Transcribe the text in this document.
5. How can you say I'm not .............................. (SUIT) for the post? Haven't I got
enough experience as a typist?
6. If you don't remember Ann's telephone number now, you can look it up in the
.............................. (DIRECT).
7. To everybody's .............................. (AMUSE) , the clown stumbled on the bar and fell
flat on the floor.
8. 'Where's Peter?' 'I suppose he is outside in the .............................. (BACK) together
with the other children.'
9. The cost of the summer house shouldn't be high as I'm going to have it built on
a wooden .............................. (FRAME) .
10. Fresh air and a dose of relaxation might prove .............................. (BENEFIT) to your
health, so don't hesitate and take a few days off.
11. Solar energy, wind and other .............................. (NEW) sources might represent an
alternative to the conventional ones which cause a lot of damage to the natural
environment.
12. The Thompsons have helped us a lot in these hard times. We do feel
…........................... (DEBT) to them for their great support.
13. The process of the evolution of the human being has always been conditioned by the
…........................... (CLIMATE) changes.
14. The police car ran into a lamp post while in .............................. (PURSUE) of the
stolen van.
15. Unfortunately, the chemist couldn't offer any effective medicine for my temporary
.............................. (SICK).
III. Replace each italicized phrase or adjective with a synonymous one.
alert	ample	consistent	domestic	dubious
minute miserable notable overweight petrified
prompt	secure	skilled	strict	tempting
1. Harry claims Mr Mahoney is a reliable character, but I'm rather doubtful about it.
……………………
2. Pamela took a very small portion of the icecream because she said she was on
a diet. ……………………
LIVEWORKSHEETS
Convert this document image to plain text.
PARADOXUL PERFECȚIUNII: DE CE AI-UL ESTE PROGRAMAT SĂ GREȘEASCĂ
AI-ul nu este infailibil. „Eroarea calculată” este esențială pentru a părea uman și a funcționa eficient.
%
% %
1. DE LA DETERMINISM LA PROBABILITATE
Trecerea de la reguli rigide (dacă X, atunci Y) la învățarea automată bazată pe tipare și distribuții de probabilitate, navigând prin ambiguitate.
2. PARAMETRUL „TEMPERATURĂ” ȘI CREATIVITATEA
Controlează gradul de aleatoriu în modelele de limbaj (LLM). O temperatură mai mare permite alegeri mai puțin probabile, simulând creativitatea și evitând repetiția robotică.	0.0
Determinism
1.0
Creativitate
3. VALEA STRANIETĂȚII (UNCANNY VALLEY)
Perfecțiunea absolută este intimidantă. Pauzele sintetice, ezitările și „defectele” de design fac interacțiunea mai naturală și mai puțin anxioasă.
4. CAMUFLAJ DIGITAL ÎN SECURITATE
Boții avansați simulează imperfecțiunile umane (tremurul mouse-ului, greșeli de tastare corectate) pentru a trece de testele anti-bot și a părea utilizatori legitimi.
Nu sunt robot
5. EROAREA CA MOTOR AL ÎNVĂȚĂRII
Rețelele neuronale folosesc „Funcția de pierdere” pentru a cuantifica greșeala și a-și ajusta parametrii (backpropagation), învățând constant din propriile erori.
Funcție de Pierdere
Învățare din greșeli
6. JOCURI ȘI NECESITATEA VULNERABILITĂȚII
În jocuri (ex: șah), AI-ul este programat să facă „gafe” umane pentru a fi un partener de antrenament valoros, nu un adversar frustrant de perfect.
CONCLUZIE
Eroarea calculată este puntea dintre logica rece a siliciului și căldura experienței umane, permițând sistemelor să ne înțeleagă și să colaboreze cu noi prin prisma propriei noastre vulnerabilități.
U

════════

**The problem**.
Extract the whole listing, character for character.

**Worked solution**.
Transcribe the text in this document.
5. How can you say I'm not .............................. (SUIT) for the post? Haven't I got
enough experience as a typist?
6. If you don't remember Ann's telephone number now, you can look it up in the
.............................. (DIRECT).
7. To everybody's .............................. (AMUSE) , the clown stumbled on the bar and fell
flat on the floor.
8. 'Where's Peter?' 'I suppose he is outside in the .............................. (BACK) together
with the other children.'
9. The cost of the summer house shouldn't be high as I'm going to have it built on
a wooden .............................. (FRAME) .
10. Fresh air and a dose of relaxation might prove .............................. (BENEFIT) to your
health, so don't hesitate and take a few days off.
11. Solar energy, wind and other .............................. (NEW) sources might represent an
alternative to the conventional ones which cause a lot of damage to the natural
environment.
12. The Thompsons have helped us a lot in these hard times. We do feel
…........................... (DEBT) to them for their great support.
13. The process of the evolution of the human being has always been conditioned by the
…........................... (CLIMATE) changes.
14. The police car ran into a lamp post while in .............................. (PURSUE) of the
stolen van.
15. Unfortunately, the chemist couldn't offer any effective medicine for my temporary
.............................. (SICK).
III. Replace each italicized phrase or adjective with a synonymous one.
alert	ample	consistent	domestic	dubious
minute miserable notable overweight petrified
prompt	secure	skilled	strict	tempting
1. Harry claims Mr Mahoney is a reliable character, but I'm rather doubtful about it.
……………………
2. Pamela took a very small portion of the icecream because she said she was on
a diet. ……………………
LIVEWORKSHEETS
Convert this document image to plain text.
PARADOXUL PERFECȚIUNII: DE CE AI-UL ESTE PROGRAMAT SĂ GREȘEASCĂ
AI-ul nu este infailibil. „Eroarea calculată” este esențială pentru a părea uman și a funcționa eficient.
%
% %
1. DE LA DETERMINISM LA PROBABILITATE
Trecerea de la reguli rigide (dacă X, atunci Y) la învățarea automată bazată pe tipare și distribuții de probabilitate, navigând prin ambiguitate.
2. PARAMETRUL „TEMPERATURĂ” ȘI CREATIVITATEA
Controlează gradul de aleatoriu în modelele de limbaj (LLM). O temperatură mai mare permite alegeri mai puțin probabile, simulând creativitatea și evitând repetiția robotică.	0.0
Determinism
1.0
Creativitate
3. VALEA STRANIETĂȚII (UNCANNY VALLEY)
Perfecțiunea absolută este intimidantă. Pauzele sintetice, ezitările și „defectele” de design fac interacțiunea mai naturală și mai puțin anxioasă.
4. CAMUFLAJ DIGITAL ÎN SECURITATE
Boții avansați simulează imperfecțiunile umane (tremurul mouse-ului, greșeli de tastare corectate) pentru a trece de testele anti-bot și a părea utilizatori legitimi.
Nu sunt robot
5. EROAREA CA MOTOR AL ÎNVĂȚĂRII
Rețelele neuronale folosesc „Funcția de pierdere” pentru a cuantifica greșeala și a-și ajusta parametrii (backpropagation), învățând constant din propriile erori.
Funcție de Pierdere
Învățare din greșeli
6. JOCURI ȘI NECESITATEA VULNERABILITĂȚII
În jocuri (ex: șah), AI-ul este programat să facă „gafe” umane pentru a fi un partener de antrenament valoros, nu un adversar frustrant de perfect.
CONCLUZIE
Eroarea calculată este puntea dintre logica rece a siliciului și căldura experienței umane, permițând sistemelor să ne înțeleagă și să colaboreze cu noi prin prisma propriei noastre vulnerabilități.
U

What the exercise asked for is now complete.